• 指示内容 A: WWFとCOP26に関するインタビューによれば、COP26に際して英グラスゴーに集まるWWFのスタッフは総勢で約何人ですか。
• 指示内容 B: WWFとCOP26に関するインタビューについて、最後の文の後から執筆を再開し、続きを書いてください。

• 提示文:

────

世界自然保護基金専門ディレクターの小西雅子さん「科学的根拠に基づき説得」

温暖化対策に関する世論形成や政策づくりに、非政府組織(NGO)はどのように関与してきたのでしょうか。代表的な国際NGOである世界自然保護基金(WWF)の日本拠点で環境・エネルギー分野を担当する専門ディレクターの小西雅子さんに聞きました。

――小西さんは第26回国連気候変動枠組み条約締約国会議(COP26)に参加するそうですね。現地ではどんな仕事をするのですか。

小西雅子 WWFジャパン 環境・エネルギー担当ディレクター

「WWFでは世界100カ国の拠点のうち主要40カ国、総勢で約150人のスタッフが英グラスゴーに集まります。COP26の会場近くに活動拠点を設け、各国の拠点から派遣された職員が、勤務地の国がどんな事情を抱えているのか、譲れないポイントは何かなどについて互いに情報を交換します。そして政府間交渉の状況をみながら勤務地の政府代表に情報を提供し、合意可能なポイントを探る手助けをします。開催地では様々なイベントが予定されています。イベントを安全に盛り上げたり、広報活動に従事したりするスタッフもいます」

────

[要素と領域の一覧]
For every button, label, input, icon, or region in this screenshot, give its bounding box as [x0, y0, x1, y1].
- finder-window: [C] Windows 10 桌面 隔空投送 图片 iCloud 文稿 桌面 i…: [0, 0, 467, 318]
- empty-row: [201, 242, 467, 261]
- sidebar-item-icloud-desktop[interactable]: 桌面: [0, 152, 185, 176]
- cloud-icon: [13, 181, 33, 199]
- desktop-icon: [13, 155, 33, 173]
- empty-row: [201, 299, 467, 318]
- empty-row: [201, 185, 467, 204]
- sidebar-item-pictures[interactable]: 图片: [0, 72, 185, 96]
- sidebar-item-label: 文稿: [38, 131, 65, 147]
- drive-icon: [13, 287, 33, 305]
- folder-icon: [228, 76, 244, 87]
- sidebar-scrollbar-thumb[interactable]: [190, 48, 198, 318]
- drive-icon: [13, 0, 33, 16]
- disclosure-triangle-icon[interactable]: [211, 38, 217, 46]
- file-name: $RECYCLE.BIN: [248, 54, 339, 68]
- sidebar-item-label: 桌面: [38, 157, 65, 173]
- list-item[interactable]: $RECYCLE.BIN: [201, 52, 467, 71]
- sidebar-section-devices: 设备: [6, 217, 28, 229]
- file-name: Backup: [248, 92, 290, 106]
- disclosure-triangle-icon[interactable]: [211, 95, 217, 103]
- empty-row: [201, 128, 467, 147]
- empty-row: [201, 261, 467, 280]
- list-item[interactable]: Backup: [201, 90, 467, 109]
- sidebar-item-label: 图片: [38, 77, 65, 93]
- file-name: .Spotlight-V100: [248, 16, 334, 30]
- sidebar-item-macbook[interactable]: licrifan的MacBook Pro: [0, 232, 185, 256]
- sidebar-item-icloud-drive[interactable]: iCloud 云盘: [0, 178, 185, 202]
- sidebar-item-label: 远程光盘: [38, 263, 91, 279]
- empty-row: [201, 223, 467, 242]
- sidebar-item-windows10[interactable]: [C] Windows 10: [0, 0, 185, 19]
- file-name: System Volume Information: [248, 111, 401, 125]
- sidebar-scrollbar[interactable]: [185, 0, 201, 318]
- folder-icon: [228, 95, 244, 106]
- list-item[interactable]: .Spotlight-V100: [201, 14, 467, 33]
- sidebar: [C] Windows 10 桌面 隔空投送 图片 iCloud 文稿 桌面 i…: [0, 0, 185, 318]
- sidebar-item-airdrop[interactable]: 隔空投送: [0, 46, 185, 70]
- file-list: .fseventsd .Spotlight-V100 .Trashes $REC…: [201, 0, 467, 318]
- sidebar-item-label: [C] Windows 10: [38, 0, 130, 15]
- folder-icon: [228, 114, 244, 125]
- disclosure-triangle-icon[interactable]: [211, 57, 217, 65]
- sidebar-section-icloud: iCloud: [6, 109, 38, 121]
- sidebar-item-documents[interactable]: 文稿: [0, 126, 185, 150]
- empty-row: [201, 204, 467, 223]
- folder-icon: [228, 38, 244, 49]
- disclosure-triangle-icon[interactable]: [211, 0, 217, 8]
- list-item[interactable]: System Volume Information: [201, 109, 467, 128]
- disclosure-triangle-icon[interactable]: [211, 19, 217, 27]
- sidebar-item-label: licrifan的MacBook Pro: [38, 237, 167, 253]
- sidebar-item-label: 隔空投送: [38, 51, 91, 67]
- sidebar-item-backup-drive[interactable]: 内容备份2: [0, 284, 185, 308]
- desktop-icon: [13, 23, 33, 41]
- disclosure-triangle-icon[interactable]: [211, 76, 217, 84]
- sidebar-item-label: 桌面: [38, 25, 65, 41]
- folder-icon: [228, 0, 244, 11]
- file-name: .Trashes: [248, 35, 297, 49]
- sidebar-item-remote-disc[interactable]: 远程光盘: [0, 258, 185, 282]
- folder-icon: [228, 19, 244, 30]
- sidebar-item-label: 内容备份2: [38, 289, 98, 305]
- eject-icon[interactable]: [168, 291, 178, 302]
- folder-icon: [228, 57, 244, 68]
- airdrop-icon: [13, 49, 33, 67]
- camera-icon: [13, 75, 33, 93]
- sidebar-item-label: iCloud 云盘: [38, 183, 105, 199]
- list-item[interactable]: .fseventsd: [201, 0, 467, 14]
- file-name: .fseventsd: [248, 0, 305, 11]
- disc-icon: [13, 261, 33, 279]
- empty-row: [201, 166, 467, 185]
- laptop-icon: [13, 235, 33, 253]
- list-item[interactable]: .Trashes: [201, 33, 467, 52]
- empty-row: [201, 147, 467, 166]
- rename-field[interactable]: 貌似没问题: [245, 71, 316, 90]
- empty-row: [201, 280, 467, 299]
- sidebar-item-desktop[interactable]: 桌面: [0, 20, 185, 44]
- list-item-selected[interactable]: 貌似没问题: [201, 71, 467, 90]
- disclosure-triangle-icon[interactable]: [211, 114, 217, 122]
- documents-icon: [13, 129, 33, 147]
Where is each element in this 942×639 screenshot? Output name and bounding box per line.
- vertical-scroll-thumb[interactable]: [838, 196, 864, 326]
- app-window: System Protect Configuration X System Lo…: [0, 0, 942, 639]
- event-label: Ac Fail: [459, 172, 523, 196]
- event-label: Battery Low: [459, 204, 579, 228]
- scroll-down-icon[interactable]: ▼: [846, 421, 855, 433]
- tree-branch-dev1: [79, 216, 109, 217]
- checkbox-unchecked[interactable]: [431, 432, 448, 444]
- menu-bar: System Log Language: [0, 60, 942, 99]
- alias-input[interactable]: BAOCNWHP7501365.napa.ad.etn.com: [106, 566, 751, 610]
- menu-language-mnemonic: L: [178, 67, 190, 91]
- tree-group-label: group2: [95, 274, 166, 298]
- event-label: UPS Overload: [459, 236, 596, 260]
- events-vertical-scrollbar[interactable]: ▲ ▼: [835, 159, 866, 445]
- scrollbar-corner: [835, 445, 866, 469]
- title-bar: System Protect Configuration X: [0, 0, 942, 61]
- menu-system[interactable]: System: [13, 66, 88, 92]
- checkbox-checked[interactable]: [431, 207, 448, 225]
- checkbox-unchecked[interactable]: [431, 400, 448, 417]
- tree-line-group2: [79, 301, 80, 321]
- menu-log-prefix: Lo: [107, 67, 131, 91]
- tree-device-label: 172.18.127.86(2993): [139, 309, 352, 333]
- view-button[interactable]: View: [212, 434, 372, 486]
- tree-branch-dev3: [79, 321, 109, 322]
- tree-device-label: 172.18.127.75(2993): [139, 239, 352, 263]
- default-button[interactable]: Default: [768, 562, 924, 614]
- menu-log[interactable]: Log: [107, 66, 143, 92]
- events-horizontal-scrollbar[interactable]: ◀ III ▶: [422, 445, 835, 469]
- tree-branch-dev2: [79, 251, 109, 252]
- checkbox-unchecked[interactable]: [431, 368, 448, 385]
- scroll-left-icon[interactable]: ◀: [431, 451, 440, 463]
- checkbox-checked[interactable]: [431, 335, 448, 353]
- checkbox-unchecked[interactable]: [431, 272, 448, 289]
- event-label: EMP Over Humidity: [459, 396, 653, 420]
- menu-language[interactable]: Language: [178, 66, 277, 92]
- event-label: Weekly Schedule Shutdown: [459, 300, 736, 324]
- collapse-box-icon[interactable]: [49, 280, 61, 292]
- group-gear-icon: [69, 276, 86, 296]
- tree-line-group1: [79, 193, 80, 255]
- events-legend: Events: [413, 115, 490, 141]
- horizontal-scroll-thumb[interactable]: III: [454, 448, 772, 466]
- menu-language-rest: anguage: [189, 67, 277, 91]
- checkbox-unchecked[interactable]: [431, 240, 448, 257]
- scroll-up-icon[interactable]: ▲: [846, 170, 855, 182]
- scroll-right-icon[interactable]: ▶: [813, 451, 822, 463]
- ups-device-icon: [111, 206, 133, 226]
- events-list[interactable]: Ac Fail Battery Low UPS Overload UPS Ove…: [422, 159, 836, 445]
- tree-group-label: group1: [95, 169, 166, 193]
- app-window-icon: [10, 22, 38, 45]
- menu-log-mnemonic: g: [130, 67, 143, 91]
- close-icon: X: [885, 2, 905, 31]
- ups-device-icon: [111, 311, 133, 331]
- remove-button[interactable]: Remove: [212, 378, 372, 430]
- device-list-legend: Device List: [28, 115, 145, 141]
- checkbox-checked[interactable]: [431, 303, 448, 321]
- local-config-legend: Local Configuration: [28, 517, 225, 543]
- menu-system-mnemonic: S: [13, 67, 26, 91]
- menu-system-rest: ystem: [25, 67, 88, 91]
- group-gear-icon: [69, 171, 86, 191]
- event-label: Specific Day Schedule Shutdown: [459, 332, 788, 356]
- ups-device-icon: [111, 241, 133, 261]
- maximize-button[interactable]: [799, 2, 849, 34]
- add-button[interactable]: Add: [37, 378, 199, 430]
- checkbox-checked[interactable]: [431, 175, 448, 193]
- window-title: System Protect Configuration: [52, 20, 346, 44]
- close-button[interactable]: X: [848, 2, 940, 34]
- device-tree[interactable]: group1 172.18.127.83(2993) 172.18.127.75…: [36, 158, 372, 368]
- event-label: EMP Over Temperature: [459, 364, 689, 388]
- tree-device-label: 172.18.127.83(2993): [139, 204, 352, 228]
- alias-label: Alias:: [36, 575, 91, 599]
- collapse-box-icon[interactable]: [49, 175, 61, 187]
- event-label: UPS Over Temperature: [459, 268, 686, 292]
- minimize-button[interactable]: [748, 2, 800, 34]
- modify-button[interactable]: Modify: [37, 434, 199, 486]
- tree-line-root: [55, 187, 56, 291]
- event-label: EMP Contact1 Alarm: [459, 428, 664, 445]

────

• 実行結果 A: 約150人です。

• 実行結果 B:
――見どころや争点を教えてください。

「COP26の本来の議題は温暖化ガスを削減するための国際協力の仕組みをどう決めるのかです。国ごとに立場が大きく異なるので、協議は複雑な経過をたどりそうです」

「11月1~2日のワールド・リーダーズ・サミットで参加国の首脳が温暖化ガスの削減目標などを説明する見込みです。目標の高さや、先進国であれば資金援助額の多寡は要注目です。ここで各国の進捗状況や今後の意気込みを比較できます。パリ協定では国ごとに温暖化ガスの削減目標を掲げ、目標を達成するための政策の導入が義務づけられました。削減目標は5年ごとに掲げ、しかも5年ごとに改善する仕組みを取り入れました」

「温暖化ガスをどのように削減するかは各国が決めることであり、国連は内政干渉にあたりかねないことには本来は触れません。ただ、パリ協定の国別削減目標は、数値目標だけでなく、どのように実現するかの具体的な政策や対応策を提出することになっています。そのためCOP26の議長国である英国のジョンソン首相は、温暖化ガス排出量の多い石炭火力発電について『先進国は2030年、途上国は40年までに廃止』を求めるなど4項目の重点課題を掲げました。日本を含めた各国の対応に注目が集まっています」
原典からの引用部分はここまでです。